_Exercise directions_. The data below is to be returned in full and exactly.

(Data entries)
+++

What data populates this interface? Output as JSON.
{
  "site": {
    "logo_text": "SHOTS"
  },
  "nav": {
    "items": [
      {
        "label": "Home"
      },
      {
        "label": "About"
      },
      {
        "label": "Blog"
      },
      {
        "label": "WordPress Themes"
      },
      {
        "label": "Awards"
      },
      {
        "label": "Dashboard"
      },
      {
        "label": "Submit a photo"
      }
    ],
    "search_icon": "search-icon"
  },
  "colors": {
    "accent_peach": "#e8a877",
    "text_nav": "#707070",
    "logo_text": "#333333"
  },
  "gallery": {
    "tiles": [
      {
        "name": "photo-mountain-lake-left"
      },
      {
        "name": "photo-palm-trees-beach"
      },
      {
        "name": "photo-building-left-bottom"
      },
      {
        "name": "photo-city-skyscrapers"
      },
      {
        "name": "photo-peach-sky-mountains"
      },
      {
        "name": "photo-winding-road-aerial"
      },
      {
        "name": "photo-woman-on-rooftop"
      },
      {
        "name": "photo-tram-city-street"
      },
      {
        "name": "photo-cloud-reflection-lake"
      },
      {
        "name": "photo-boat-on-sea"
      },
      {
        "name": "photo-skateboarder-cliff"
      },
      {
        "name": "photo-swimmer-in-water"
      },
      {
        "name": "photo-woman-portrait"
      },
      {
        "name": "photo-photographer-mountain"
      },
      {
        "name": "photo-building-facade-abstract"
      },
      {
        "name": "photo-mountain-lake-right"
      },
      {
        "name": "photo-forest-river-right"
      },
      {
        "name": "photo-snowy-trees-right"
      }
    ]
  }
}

+++

_Written response_.
What data populates this interface? Output as JSON.
{
  "site": {
    "logo_text": "SHOTS"
  },
  "nav": {
    "items": [
      {
        "label": "Home"
      },
      {
        "label": "About"
      },
      {
        "label": "Blog"
      },
      {
        "label": "WordPress Themes"
      },
      {
        "label": "Awards"
      },
      {
        "label": "Dashboard"
      },
      {
        "label": "Submit a photo"
      }
    ],
    "search_icon": "search-icon"
  },
  "colors": {
    "accent_peach": "#e8a877",
    "text_nav": "#707070",
    "logo_text": "#333333"
  },
  "gallery": {
    "tiles": [
      {
        "name": "photo-mountain-lake-left"
      },
      {
        "name": "photo-palm-trees-beach"
      },
      {
        "name": "photo-building-left-bottom"
      },
      {
        "name": "photo-city-skyscrapers"
      },
      {
        "name": "photo-peach-sky-mountains"
      },
      {
        "name": "photo-winding-road-aerial"
      },
      {
        "name": "photo-woman-on-rooftop"
      },
      {
        "name": "photo-tram-city-street"
      },
      {
        "name": "photo-cloud-reflection-lake"
      },
      {
        "name": "photo-boat-on-sea"
      },
      {
        "name": "photo-skateboarder-cliff"
      },
      {
        "name": "photo-swimmer-in-water"
      },
      {
        "name": "photo-woman-portrait"
      },
      {
        "name": "photo-photographer-mountain"
      },
      {
        "name": "photo-building-facade-abstract"
      },
      {
        "name": "photo-mountain-lake-right"
      },
      {
        "name": "photo-forest-river-right"
      },
      {
        "name": "photo-snowy-trees-right"
      }
    ]
  }
}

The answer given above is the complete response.